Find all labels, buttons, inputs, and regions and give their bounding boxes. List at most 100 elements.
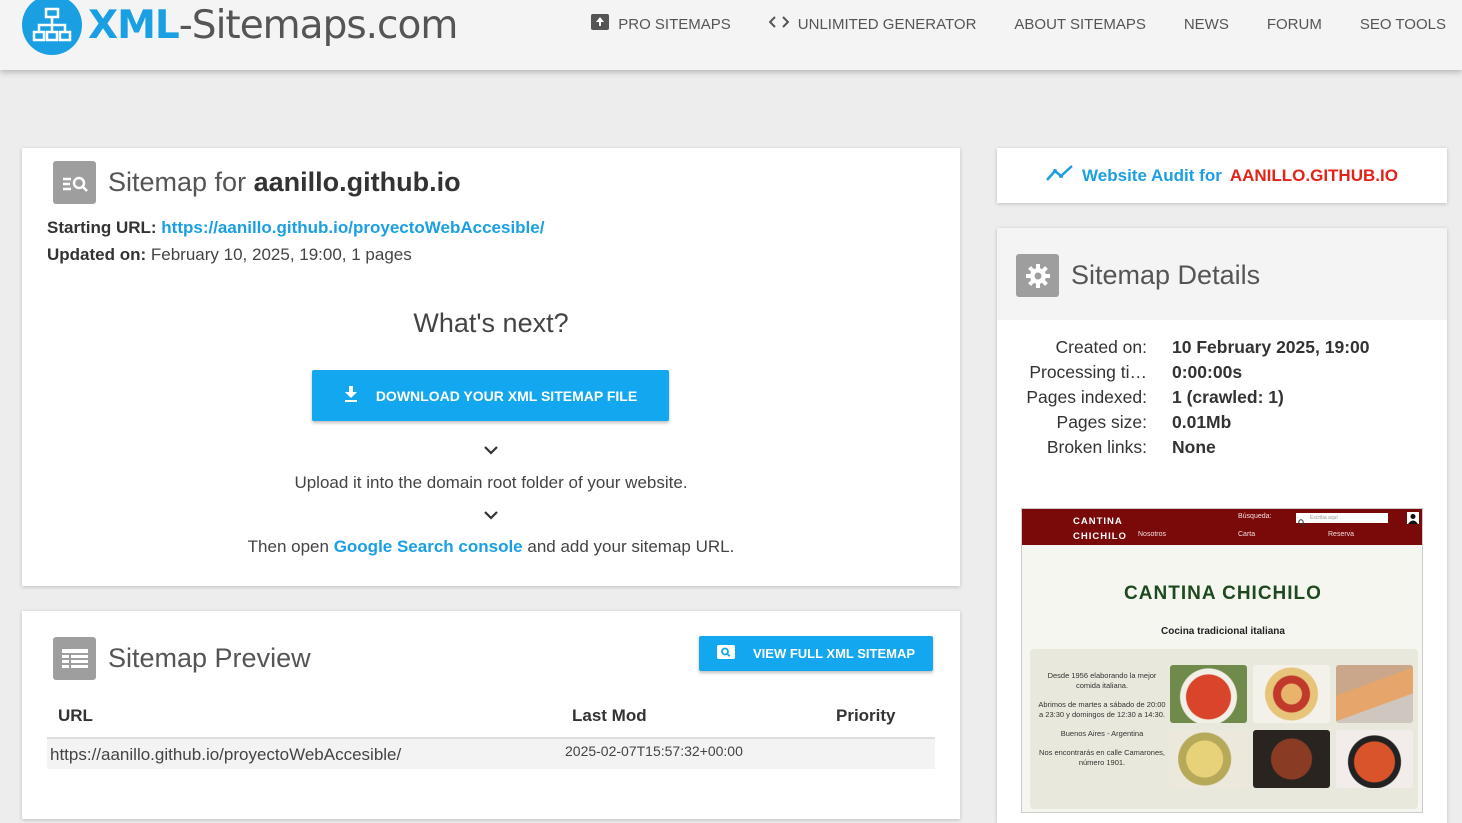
site-logo[interactable]: XML-Sitemaps.com (22, 0, 459, 56)
add-sitemap-text: and add your sitemap URL. (527, 537, 735, 556)
sitemap-tree-icon (22, 0, 82, 55)
thumb-para: Buenos Aires - Argentina (1060, 729, 1144, 738)
detail-value: 1 (crawled: 1) (1172, 387, 1284, 407)
search-console-instruction: Then open Google Search console and add … (22, 537, 960, 557)
starting-url-line: Starting URL: https://aanillo.github.io/… (47, 218, 544, 238)
nav-seo-tools[interactable]: SEO TOOLS (1360, 14, 1446, 34)
download-icon (344, 386, 358, 405)
table-icon (53, 637, 96, 680)
row-lastmod: 2025-02-07T15:57:32+00:00 (565, 743, 743, 759)
title-domain: aanillo.github.io (253, 167, 461, 197)
nav-label: FORUM (1266, 15, 1322, 33)
view-full-sitemap-button[interactable]: VIEW FULL XML SITEMAP (699, 636, 933, 671)
food-photo (1336, 665, 1413, 723)
gear-icon (1016, 254, 1059, 297)
logo-text: XML-Sitemaps.com (88, 2, 459, 48)
logo-rest: -Sitemaps.com (178, 2, 459, 48)
nav-label: SEO TOOLS (1359, 15, 1446, 33)
thumb-title: CANTINA CHICHILO (1124, 583, 1322, 604)
detail-label: Pages size: (1056, 412, 1147, 432)
detail-label: Pages indexed: (1026, 387, 1147, 407)
website-screenshot-thumbnail[interactable]: CANTINA CHICHILO Nosotros Carta Reserva … (1021, 508, 1423, 813)
table-row: https://aanillo.github.io/proyectoWebAcc… (47, 739, 935, 769)
detail-value: None (1172, 437, 1216, 457)
thumb-para: Desde 1956 elaborando la mejor comida it… (1047, 671, 1157, 690)
title-prefix: Sitemap for (108, 167, 247, 197)
nav-pro-sitemaps[interactable]: PRO SITEMAPS (591, 14, 731, 34)
detail-value: 0:00:00s (1172, 362, 1243, 382)
upload-instruction: Upload it into the domain root folder of… (294, 473, 688, 492)
preview-title: Sitemap Preview (53, 637, 311, 680)
updated-label: Updated on: (47, 245, 147, 264)
column-header-url: URL (58, 706, 93, 725)
website-audit-link[interactable]: Website Audit for AANILLO.GITHUB.IO (997, 148, 1447, 203)
column-header-lastmod: Last Mod (572, 706, 647, 725)
download-button-label: DOWNLOAD YOUR XML SITEMAP FILE (375, 387, 638, 404)
nav-label: NEWS (1183, 15, 1229, 33)
food-photo (1253, 665, 1330, 723)
detail-label: Processing ti… (1029, 362, 1147, 382)
column-header-priority: Priority (836, 706, 896, 725)
page-title: Sitemap for aanillo.github.io (53, 161, 461, 204)
whats-next-heading: What's next? (413, 308, 569, 338)
pro-sitemaps-icon (591, 14, 610, 34)
audit-domain: AANILLO.GITHUB.IO (1229, 165, 1398, 185)
chevron-down-icon (483, 442, 499, 460)
thumb-navbar: CANTINA CHICHILO Nosotros Carta Reserva … (1022, 509, 1422, 545)
detail-label: Created on: (1055, 337, 1147, 357)
sitemap-preview-card: Sitemap Preview VIEW FULL XML SITEMAP UR… (22, 611, 960, 819)
food-photo (1170, 665, 1247, 723)
magnifier-icon (1298, 514, 1306, 532)
food-photo (1336, 730, 1413, 788)
thumb-para: Abrimos de martes a sábado de 20:00 a 23… (1038, 700, 1166, 719)
sitemap-result-card: Sitemap for aanillo.github.io Starting U… (22, 148, 960, 586)
site-header: XML-Sitemaps.com PRO SITEMAPS UNLIMITED … (0, 0, 1462, 70)
thumb-search-label: Búsqueda: (1238, 513, 1272, 520)
nav-about-sitemaps[interactable]: ABOUT SITEMAPS (1014, 14, 1145, 34)
thumb-search-input: Escriba aquí (1296, 513, 1388, 523)
starting-url-link[interactable]: https://aanillo.github.io/proyectoWebAcc… (161, 218, 544, 237)
audit-prefix: Website Audit for (1082, 165, 1222, 185)
food-photo (1170, 730, 1247, 788)
logo-bold: XML (88, 2, 180, 48)
thumb-nav-reserva: Reserva (1328, 531, 1355, 538)
details-title-text: Sitemap Details (1071, 260, 1261, 290)
chevron-down-icon (483, 507, 499, 525)
main-nav: PRO SITEMAPS UNLIMITED GENERATOR ABOUT S… (591, 14, 1446, 34)
nav-unlimited-generator[interactable]: UNLIMITED GENERATOR (768, 14, 977, 34)
download-sitemap-button[interactable]: DOWNLOAD YOUR XML SITEMAP FILE (312, 370, 669, 421)
details-header: Sitemap Details (997, 228, 1447, 320)
detail-value: 0.01Mb (1172, 412, 1232, 432)
starting-url-label: Starting URL: (47, 218, 157, 237)
then-open-text: Then open (247, 537, 329, 556)
thumb-brand-line2: CHICHILO (1073, 531, 1127, 542)
thumb-brand: CANTINA CHICHILO (1073, 514, 1127, 544)
updated-value: February 10, 2025, 19:00, 1 pages (150, 245, 412, 264)
user-icon (1407, 511, 1419, 529)
nav-label: UNLIMITED GENERATOR (797, 15, 977, 33)
sitemap-details-card: Sitemap Details Created on: 10 February … (997, 228, 1447, 823)
thumb-subtitle: Cocina tradicional italiana (1161, 626, 1285, 637)
search-list-icon (53, 161, 96, 204)
details-title: Sitemap Details (1016, 254, 1260, 297)
code-icon (768, 15, 790, 33)
thumb-description: Desde 1956 elaborando la mejor comida it… (1036, 671, 1168, 777)
view-button-label: VIEW FULL XML SITEMAP (752, 646, 916, 661)
thumb-para: Nos encontrarás en calle Camarones, núme… (1039, 748, 1165, 767)
updated-line: Updated on: February 10, 2025, 19:00, 1 … (47, 245, 412, 265)
nav-forum[interactable]: FORUM (1267, 14, 1322, 34)
thumb-content-panel: Desde 1956 elaborando la mejor comida it… (1030, 649, 1418, 809)
google-search-console-link[interactable]: Google Search console (334, 537, 523, 556)
nav-news[interactable]: NEWS (1184, 14, 1229, 34)
detail-label: Broken links: (1046, 437, 1147, 457)
detail-value: 10 February 2025, 19:00 (1172, 337, 1370, 357)
nav-label: ABOUT SITEMAPS (1014, 15, 1146, 33)
thumb-brand-line1: CANTINA (1073, 516, 1123, 527)
nav-label: PRO SITEMAPS (618, 15, 731, 33)
thumb-nav-nosotros: Nosotros (1138, 531, 1167, 538)
preview-title-text: Sitemap Preview (108, 643, 311, 673)
trend-line-icon (1046, 164, 1074, 187)
row-url[interactable]: https://aanillo.github.io/proyectoWebAcc… (50, 745, 401, 765)
search-icon (716, 645, 735, 662)
food-photo (1253, 730, 1330, 788)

- - - - - - -

Stated goal: Copy the items above line for line without changing anything, and leave out the pictures.

Solution:
Find all labels, buttons, inputs, and regions and give their bounding boxes. List at most 100 elements.
site-logo[interactable]: XML-Sitemaps.com (22, 0, 459, 56)
add-sitemap-text: and add your sitemap URL. (527, 537, 735, 556)
sitemap-tree-icon (22, 0, 82, 55)
thumb-para: Buenos Aires - Argentina (1060, 729, 1144, 738)
detail-value: 1 (crawled: 1) (1172, 387, 1284, 407)
search-console-instruction: Then open Google Search console and add … (22, 537, 960, 557)
starting-url-line: Starting URL: https://aanillo.github.io/… (47, 218, 544, 238)
nav-seo-tools[interactable]: SEO TOOLS (1360, 14, 1446, 34)
download-icon (344, 386, 358, 405)
table-icon (53, 637, 96, 680)
row-lastmod: 2025-02-07T15:57:32+00:00 (565, 743, 743, 759)
title-domain: aanillo.github.io (253, 167, 461, 197)
nav-label: FORUM (1266, 15, 1322, 33)
view-full-sitemap-button[interactable]: VIEW FULL XML SITEMAP (699, 636, 933, 671)
food-photo (1336, 665, 1413, 723)
gear-icon (1016, 254, 1059, 297)
logo-text: XML-Sitemaps.com (88, 2, 459, 48)
logo-rest: -Sitemaps.com (178, 2, 459, 48)
nav-label: SEO TOOLS (1359, 15, 1446, 33)
thumb-title: CANTINA CHICHILO (1124, 583, 1322, 604)
detail-label: Pages size: (1056, 412, 1147, 432)
detail-label: Pages indexed: (1026, 387, 1147, 407)
website-screenshot-thumbnail[interactable]: CANTINA CHICHILO Nosotros Carta Reserva … (1021, 508, 1423, 813)
table-row: https://aanillo.github.io/proyectoWebAcc… (47, 739, 935, 769)
detail-value: None (1172, 437, 1216, 457)
thumb-para: Desde 1956 elaborando la mejor comida it… (1047, 671, 1157, 690)
title-prefix: Sitemap for (108, 167, 247, 197)
nav-pro-sitemaps[interactable]: PRO SITEMAPS (591, 14, 731, 34)
detail-value: 0:00:00s (1172, 362, 1243, 382)
upload-instruction: Upload it into the domain root folder of… (294, 473, 688, 492)
preview-title: Sitemap Preview (53, 637, 311, 680)
updated-label: Updated on: (47, 245, 147, 264)
column-header-url: URL (58, 706, 93, 725)
website-audit-link[interactable]: Website Audit for AANILLO.GITHUB.IO (997, 148, 1447, 203)
column-header-lastmod: Last Mod (572, 706, 647, 725)
download-button-label: DOWNLOAD YOUR XML SITEMAP FILE (375, 387, 638, 404)
nav-label: NEWS (1183, 15, 1229, 33)
food-photo (1253, 665, 1330, 723)
detail-label: Processing ti… (1029, 362, 1147, 382)
column-header-priority: Priority (836, 706, 896, 725)
page-title: Sitemap for aanillo.github.io (53, 161, 461, 204)
whats-next-heading: What's next? (413, 308, 569, 338)
pro-sitemaps-icon (591, 14, 610, 34)
audit-domain: AANILLO.GITHUB.IO (1229, 165, 1398, 185)
chevron-down-icon (483, 442, 499, 460)
thumb-navbar: CANTINA CHICHILO Nosotros Carta Reserva … (1022, 509, 1422, 545)
detail-label: Created on: (1055, 337, 1147, 357)
sitemap-preview-card: Sitemap Preview VIEW FULL XML SITEMAP UR… (22, 611, 960, 819)
food-photo (1170, 665, 1247, 723)
magnifier-icon (1298, 514, 1306, 532)
food-photo (1336, 730, 1413, 788)
thumb-para: Abrimos de martes a sábado de 20:00 a 23… (1038, 700, 1166, 719)
sitemap-result-card: Sitemap for aanillo.github.io Starting U… (22, 148, 960, 586)
site-header: XML-Sitemaps.com PRO SITEMAPS UNLIMITED … (0, 0, 1462, 70)
thumb-search-label: Búsqueda: (1238, 513, 1272, 520)
nav-about-sitemaps[interactable]: ABOUT SITEMAPS (1014, 14, 1145, 34)
thumb-search-input: Escriba aquí (1296, 513, 1388, 523)
starting-url-link[interactable]: https://aanillo.github.io/proyectoWebAcc… (161, 218, 544, 237)
audit-prefix: Website Audit for (1082, 165, 1222, 185)
food-photo (1170, 730, 1247, 788)
logo-bold: XML (88, 2, 180, 48)
thumb-nav-reserva: Reserva (1328, 531, 1355, 538)
details-title-text: Sitemap Details (1071, 260, 1261, 290)
chevron-down-icon (483, 507, 499, 525)
main-nav: PRO SITEMAPS UNLIMITED GENERATOR ABOUT S… (591, 14, 1446, 34)
nav-unlimited-generator[interactable]: UNLIMITED GENERATOR (768, 14, 977, 34)
download-sitemap-button[interactable]: DOWNLOAD YOUR XML SITEMAP FILE (312, 370, 669, 421)
details-header: Sitemap Details (997, 228, 1447, 320)
detail-value: 0.01Mb (1172, 412, 1232, 432)
starting-url-label: Starting URL: (47, 218, 157, 237)
then-open-text: Then open (247, 537, 329, 556)
thumb-brand-line2: CHICHILO (1073, 531, 1127, 542)
thumb-brand: CANTINA CHICHILO (1073, 514, 1127, 544)
updated-value: February 10, 2025, 19:00, 1 pages (150, 245, 412, 264)
user-icon (1407, 511, 1419, 529)
nav-label: UNLIMITED GENERATOR (797, 15, 977, 33)
sitemap-details-card: Sitemap Details Created on: 10 February … (997, 228, 1447, 823)
thumb-subtitle: Cocina tradicional italiana (1161, 626, 1285, 637)
search-list-icon (53, 161, 96, 204)
details-title: Sitemap Details (1016, 254, 1260, 297)
code-icon (768, 15, 790, 33)
thumb-description: Desde 1956 elaborando la mejor comida it… (1036, 671, 1168, 777)
view-button-label: VIEW FULL XML SITEMAP (752, 646, 916, 661)
thumb-para: Nos encontrarás en calle Camarones, núme… (1039, 748, 1165, 767)
updated-line: Updated on: February 10, 2025, 19:00, 1 … (47, 245, 412, 265)
nav-forum[interactable]: FORUM (1267, 14, 1322, 34)
thumb-content-panel: Desde 1956 elaborando la mejor comida it… (1030, 649, 1418, 809)
google-search-console-link[interactable]: Google Search console (334, 537, 523, 556)
nav-news[interactable]: NEWS (1184, 14, 1229, 34)
detail-label: Broken links: (1046, 437, 1147, 457)
detail-value: 10 February 2025, 19:00 (1172, 337, 1370, 357)
nav-label: ABOUT SITEMAPS (1014, 15, 1146, 33)
thumb-brand-line1: CANTINA (1073, 516, 1123, 527)
nav-label: PRO SITEMAPS (618, 15, 731, 33)
thumb-nav-nosotros: Nosotros (1138, 531, 1167, 538)
preview-title-text: Sitemap Preview (108, 643, 311, 673)
trend-line-icon (1046, 164, 1074, 187)
row-url[interactable]: https://aanillo.github.io/proyectoWebAcc… (50, 745, 401, 765)
search-icon (716, 645, 735, 662)
food-photo (1253, 730, 1330, 788)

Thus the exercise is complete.